#### Task to complete
Skip the pictures. Copy all the rest of the records down exactly.

#### Material
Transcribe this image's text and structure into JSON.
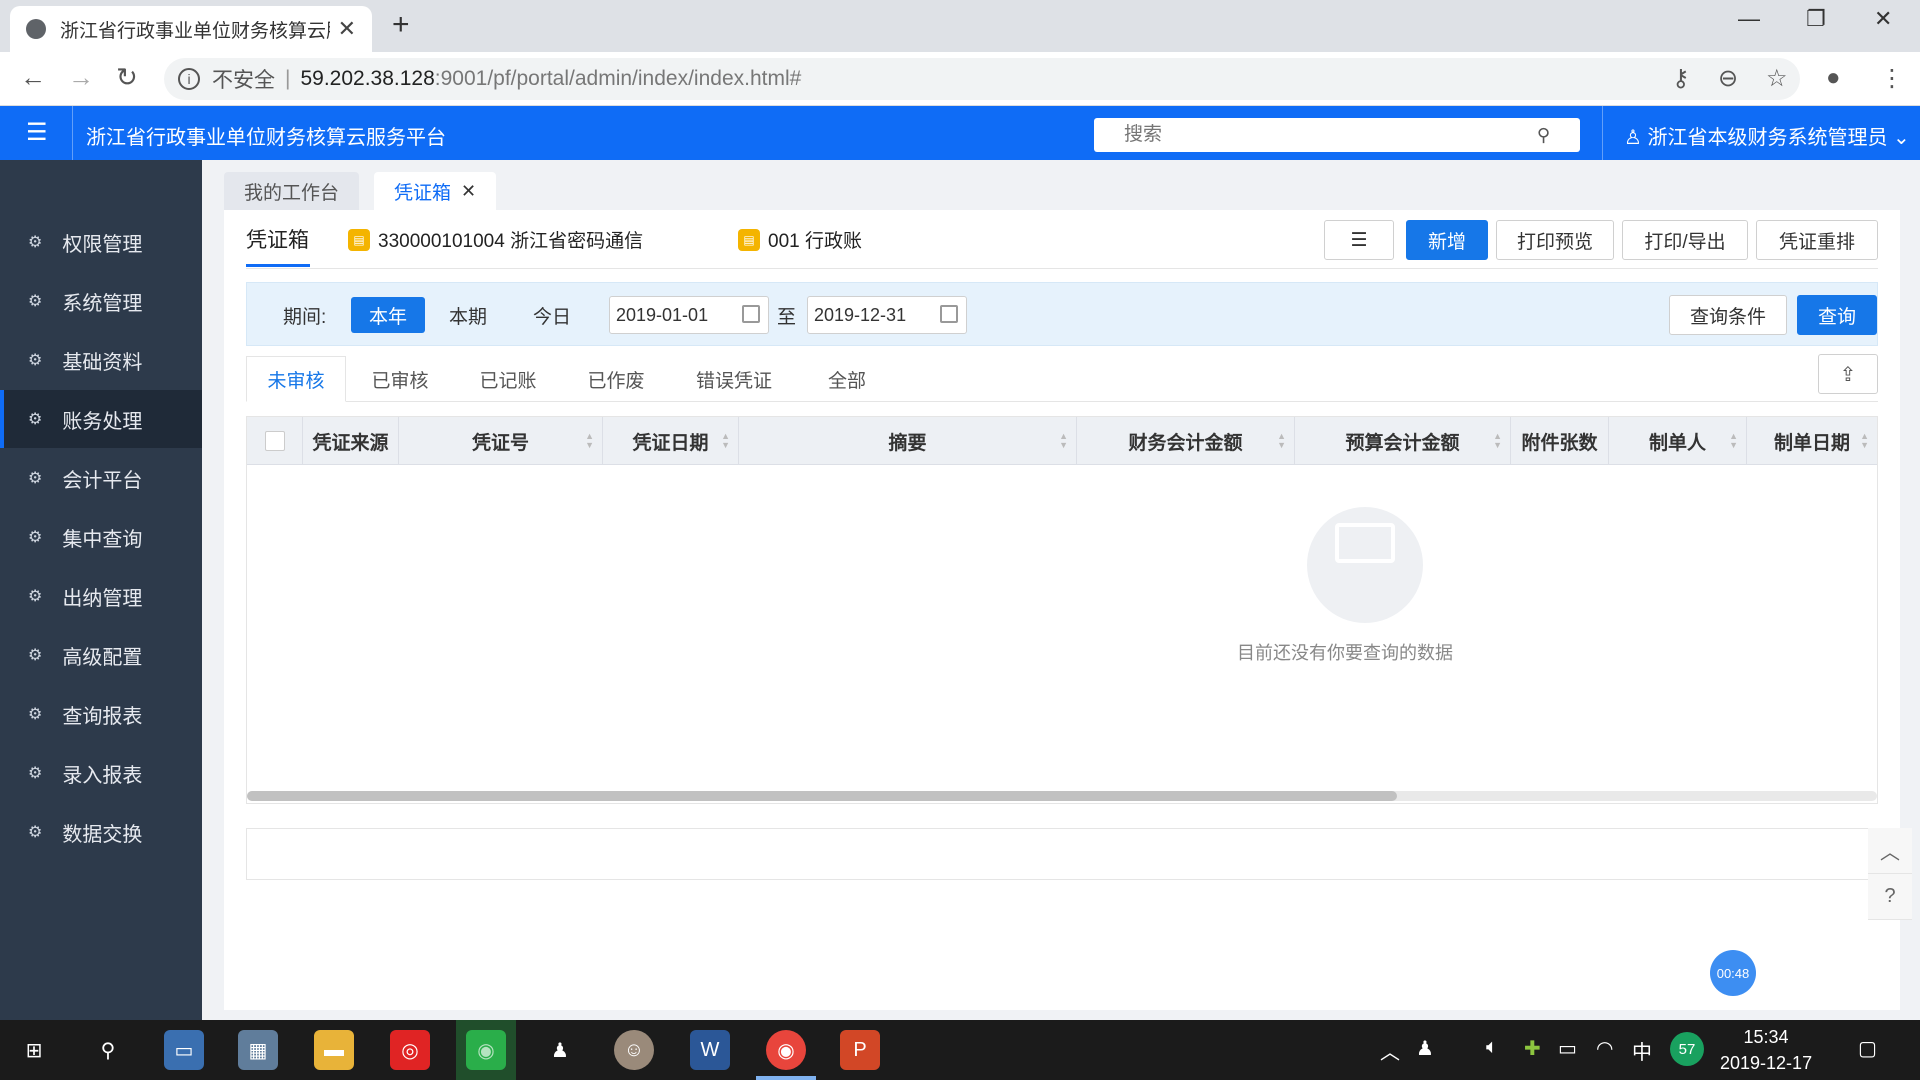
{
  "browser": {
    "tab_title": "浙江省行政事业单位财务核算云服",
    "new_tab": "+",
    "window_minimize": "—",
    "window_restore": "❐",
    "window_close": "✕",
    "insecure_label": "不安全",
    "url_host": "59.202.38.128",
    "url_path": ":9001/pf/portal/admin/index/index.html#"
  },
  "header": {
    "menu_icon": "☰",
    "app_title": "浙江省行政事业单位财务核算云服务平台",
    "search_placeholder": "搜索",
    "user_label": "浙江省本级财务系统管理员"
  },
  "sidebar": {
    "items": [
      {
        "label": "权限管理"
      },
      {
        "label": "系统管理"
      },
      {
        "label": "基础资料"
      },
      {
        "label": "账务处理"
      },
      {
        "label": "会计平台"
      },
      {
        "label": "集中查询"
      },
      {
        "label": "出纳管理"
      },
      {
        "label": "高级配置"
      },
      {
        "label": "查询报表"
      },
      {
        "label": "录入报表"
      },
      {
        "label": "数据交换"
      }
    ],
    "active_index": 3
  },
  "tabs": {
    "workbench": "我的工作台",
    "voucher_box": "凭证箱"
  },
  "panel": {
    "title": "凭证箱",
    "unit": "330000101004 浙江省密码通信",
    "ledger": "001 行政账",
    "buttons": {
      "list": "☰",
      "add": "新增",
      "print_preview": "打印预览",
      "print_export": "打印/导出",
      "renumber": "凭证重排"
    }
  },
  "filter": {
    "period_label": "期间:",
    "this_year": "本年",
    "this_period": "本期",
    "today": "今日",
    "date_from": "2019-01-01",
    "to_label": "至",
    "date_to": "2019-12-31",
    "query_conditions": "查询条件",
    "query": "查询"
  },
  "subtabs": [
    "未审核",
    "已审核",
    "已记账",
    "已作废",
    "错误凭证",
    "全部"
  ],
  "table": {
    "columns": [
      "凭证来源",
      "凭证号",
      "凭证日期",
      "摘要",
      "财务会计金额",
      "预算会计金额",
      "附件张数",
      "制单人",
      "制单日期"
    ],
    "empty_message": "目前还没有你要查询的数据"
  },
  "timer": "00:48",
  "taskbar": {
    "ime": "中",
    "badge": "57",
    "time": "15:34",
    "date": "2019-12-17"
  },
  "colors": {
    "brand": "#0f6cf6",
    "sidebar_bg": "#2d3a4b",
    "primary_button": "#1677e8"
  }
}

#### Full answer
Transcribe this image's text and structure into JSON.
{
  "browser": {
    "tab_title": "浙江省行政事业单位财务核算云服",
    "new_tab": "+",
    "window_minimize": "—",
    "window_restore": "❐",
    "window_close": "✕",
    "insecure_label": "不安全",
    "url_host": "59.202.38.128",
    "url_path": ":9001/pf/portal/admin/index/index.html#"
  },
  "header": {
    "menu_icon": "☰",
    "app_title": "浙江省行政事业单位财务核算云服务平台",
    "search_placeholder": "搜索",
    "user_label": "浙江省本级财务系统管理员"
  },
  "sidebar": {
    "items": [
      {
        "label": "权限管理"
      },
      {
        "label": "系统管理"
      },
      {
        "label": "基础资料"
      },
      {
        "label": "账务处理"
      },
      {
        "label": "会计平台"
      },
      {
        "label": "集中查询"
      },
      {
        "label": "出纳管理"
      },
      {
        "label": "高级配置"
      },
      {
        "label": "查询报表"
      },
      {
        "label": "录入报表"
      },
      {
        "label": "数据交换"
      }
    ],
    "active_index": 3
  },
  "tabs": {
    "workbench": "我的工作台",
    "voucher_box": "凭证箱"
  },
  "panel": {
    "title": "凭证箱",
    "unit": "330000101004 浙江省密码通信",
    "ledger": "001 行政账",
    "buttons": {
      "list": "☰",
      "add": "新增",
      "print_preview": "打印预览",
      "print_export": "打印/导出",
      "renumber": "凭证重排"
    }
  },
  "filter": {
    "period_label": "期间:",
    "this_year": "本年",
    "this_period": "本期",
    "today": "今日",
    "date_from": "2019-01-01",
    "to_label": "至",
    "date_to": "2019-12-31",
    "query_conditions": "查询条件",
    "query": "查询"
  },
  "subtabs": [
    "未审核",
    "已审核",
    "已记账",
    "已作废",
    "错误凭证",
    "全部"
  ],
  "table": {
    "columns": [
      "凭证来源",
      "凭证号",
      "凭证日期",
      "摘要",
      "财务会计金额",
      "预算会计金额",
      "附件张数",
      "制单人",
      "制单日期"
    ],
    "empty_message": "目前还没有你要查询的数据"
  },
  "timer": "00:48",
  "taskbar": {
    "ime": "中",
    "badge": "57",
    "time": "15:34",
    "date": "2019-12-17"
  },
  "colors": {
    "brand": "#0f6cf6",
    "sidebar_bg": "#2d3a4b",
    "primary_button": "#1677e8"
  }
}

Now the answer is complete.